> **OBJECTIVES**:
[a] In the XmlSlurper thread, which exception was reported when calling removeAll on the root node's children?
[b] Reproduce the XmlSlurper thread word for word, starting at "To complete the" and ending after "groovy.xml.XmlUtil.serialize( rootNode )".

> **PASSAGE PROVIDED**:
- - - - - - -
How to remove an element in Groovy using XmlSlurper?

Question

For example, how can I remove all tags with name one in rootNode programmatically?

def rootNode = new XmlSlurper().parseText(
    '<root><one a1="uno!"/><two>Some text!</two></root>' )

I tried

rootNode.children().removeAll{ it.name() == 'one' }

but it reported:

groovy.lang.MissingMethodException: No signature of method: groovy.util.slurpersupport.NodeChildren.removeAll() is applicable for argument types: (DUMMY$_closure1_closure2) values: [DUMMY$_closure1_closure2@6c5f92d3]

Answer 1

Try

rootNode.one.replaceNode { }

To complete the answer:

def rootNode = new XmlSlurper().parseText (
    '<root><one a1="uno!"/><two>Some text!</two></root>' 
)

rootNode.one.replaceNode { }

println groovy.xml.XmlUtil.serialize( rootNode )

Answer 2

import groovy.xml.*
String xml = '<root><one a1="uno!"/><two>Some text!</two></root>'
def root = new XmlSlurper().parseText(xml)

root.one.replaceNode{}
def newRoot = new StreamingMarkupBuilder().bind {
    mkp.yield root
}.toString()
- - - - - - -
(Labeled box listing)

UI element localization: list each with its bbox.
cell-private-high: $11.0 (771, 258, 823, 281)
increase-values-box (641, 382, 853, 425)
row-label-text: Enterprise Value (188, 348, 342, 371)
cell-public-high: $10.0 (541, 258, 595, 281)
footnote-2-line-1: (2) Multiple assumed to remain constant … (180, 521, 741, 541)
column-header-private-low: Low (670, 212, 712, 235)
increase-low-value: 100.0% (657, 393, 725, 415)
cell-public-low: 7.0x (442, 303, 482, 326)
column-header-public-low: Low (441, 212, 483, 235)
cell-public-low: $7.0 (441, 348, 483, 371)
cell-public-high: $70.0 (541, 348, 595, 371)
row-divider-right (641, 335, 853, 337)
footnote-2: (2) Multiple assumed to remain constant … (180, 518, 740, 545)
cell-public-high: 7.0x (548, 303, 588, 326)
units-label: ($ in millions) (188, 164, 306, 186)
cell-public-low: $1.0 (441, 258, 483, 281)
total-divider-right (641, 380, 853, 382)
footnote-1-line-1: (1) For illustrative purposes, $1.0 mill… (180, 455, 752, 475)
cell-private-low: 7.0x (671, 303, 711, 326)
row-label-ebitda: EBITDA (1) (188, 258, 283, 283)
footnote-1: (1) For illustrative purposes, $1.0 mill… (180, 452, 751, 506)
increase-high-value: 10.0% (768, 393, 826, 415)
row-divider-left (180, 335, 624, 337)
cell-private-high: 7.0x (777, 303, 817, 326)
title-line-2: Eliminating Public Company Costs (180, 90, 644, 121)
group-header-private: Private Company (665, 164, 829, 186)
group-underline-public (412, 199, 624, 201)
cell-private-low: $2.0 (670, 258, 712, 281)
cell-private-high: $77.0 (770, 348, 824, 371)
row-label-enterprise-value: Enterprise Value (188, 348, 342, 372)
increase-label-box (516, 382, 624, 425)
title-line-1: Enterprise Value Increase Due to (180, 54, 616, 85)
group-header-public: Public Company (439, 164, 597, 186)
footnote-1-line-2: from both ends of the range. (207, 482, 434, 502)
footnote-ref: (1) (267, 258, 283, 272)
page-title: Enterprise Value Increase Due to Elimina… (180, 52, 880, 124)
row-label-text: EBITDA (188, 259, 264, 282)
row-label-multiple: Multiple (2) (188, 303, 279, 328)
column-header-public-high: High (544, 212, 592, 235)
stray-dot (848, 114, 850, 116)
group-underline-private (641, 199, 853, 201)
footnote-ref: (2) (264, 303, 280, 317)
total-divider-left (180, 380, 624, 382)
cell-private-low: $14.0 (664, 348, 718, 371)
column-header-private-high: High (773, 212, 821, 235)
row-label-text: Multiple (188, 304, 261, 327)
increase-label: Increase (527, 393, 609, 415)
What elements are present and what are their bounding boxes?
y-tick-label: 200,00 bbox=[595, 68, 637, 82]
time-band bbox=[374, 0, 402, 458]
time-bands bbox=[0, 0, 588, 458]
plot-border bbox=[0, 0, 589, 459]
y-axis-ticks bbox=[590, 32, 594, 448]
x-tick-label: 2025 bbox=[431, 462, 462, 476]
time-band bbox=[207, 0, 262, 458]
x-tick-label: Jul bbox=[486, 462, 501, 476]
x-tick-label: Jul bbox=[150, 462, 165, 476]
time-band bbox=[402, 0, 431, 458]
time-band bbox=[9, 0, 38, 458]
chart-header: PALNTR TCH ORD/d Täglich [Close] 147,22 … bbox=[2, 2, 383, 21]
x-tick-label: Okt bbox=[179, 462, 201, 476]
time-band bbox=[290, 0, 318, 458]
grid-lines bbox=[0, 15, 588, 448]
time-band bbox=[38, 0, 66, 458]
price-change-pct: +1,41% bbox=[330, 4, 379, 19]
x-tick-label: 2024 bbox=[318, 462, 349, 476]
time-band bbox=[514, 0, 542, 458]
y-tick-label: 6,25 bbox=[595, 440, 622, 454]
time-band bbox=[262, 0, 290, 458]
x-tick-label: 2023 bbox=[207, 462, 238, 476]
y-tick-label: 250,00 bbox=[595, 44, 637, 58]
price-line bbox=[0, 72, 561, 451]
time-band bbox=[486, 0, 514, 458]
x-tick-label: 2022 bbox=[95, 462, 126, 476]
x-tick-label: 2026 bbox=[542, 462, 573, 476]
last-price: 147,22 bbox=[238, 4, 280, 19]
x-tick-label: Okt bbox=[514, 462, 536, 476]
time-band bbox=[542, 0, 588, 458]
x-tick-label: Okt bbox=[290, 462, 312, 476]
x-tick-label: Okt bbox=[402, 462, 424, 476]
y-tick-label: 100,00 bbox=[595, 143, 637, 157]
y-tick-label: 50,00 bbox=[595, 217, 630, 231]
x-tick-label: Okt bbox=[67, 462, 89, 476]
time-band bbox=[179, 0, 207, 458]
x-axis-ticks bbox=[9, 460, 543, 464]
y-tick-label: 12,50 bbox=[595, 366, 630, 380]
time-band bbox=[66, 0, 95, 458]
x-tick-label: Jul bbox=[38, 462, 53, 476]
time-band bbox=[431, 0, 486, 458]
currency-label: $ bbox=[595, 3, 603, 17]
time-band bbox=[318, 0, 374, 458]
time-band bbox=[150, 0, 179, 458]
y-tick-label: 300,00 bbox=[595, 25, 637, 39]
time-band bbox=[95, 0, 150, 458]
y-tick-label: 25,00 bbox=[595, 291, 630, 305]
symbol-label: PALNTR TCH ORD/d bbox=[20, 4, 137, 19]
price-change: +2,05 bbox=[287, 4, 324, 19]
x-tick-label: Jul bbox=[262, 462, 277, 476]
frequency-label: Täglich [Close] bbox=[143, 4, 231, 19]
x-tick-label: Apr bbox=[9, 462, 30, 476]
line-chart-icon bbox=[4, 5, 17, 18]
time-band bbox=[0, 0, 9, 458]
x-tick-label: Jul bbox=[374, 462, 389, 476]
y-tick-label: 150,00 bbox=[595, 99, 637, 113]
- - - - - - -
> **RESPONSES TO THE TASKS**:
[a] groovy.lang.MissingMethodException

[b]
To complete the answer:

def rootNode = new XmlSlurper().parseText (
    '<root><one a1="uno!"/><two>Some text!</two></root>' 
)

rootNode.one.replaceNode { }

println groovy.xml.XmlUtil.serialize( rootNode )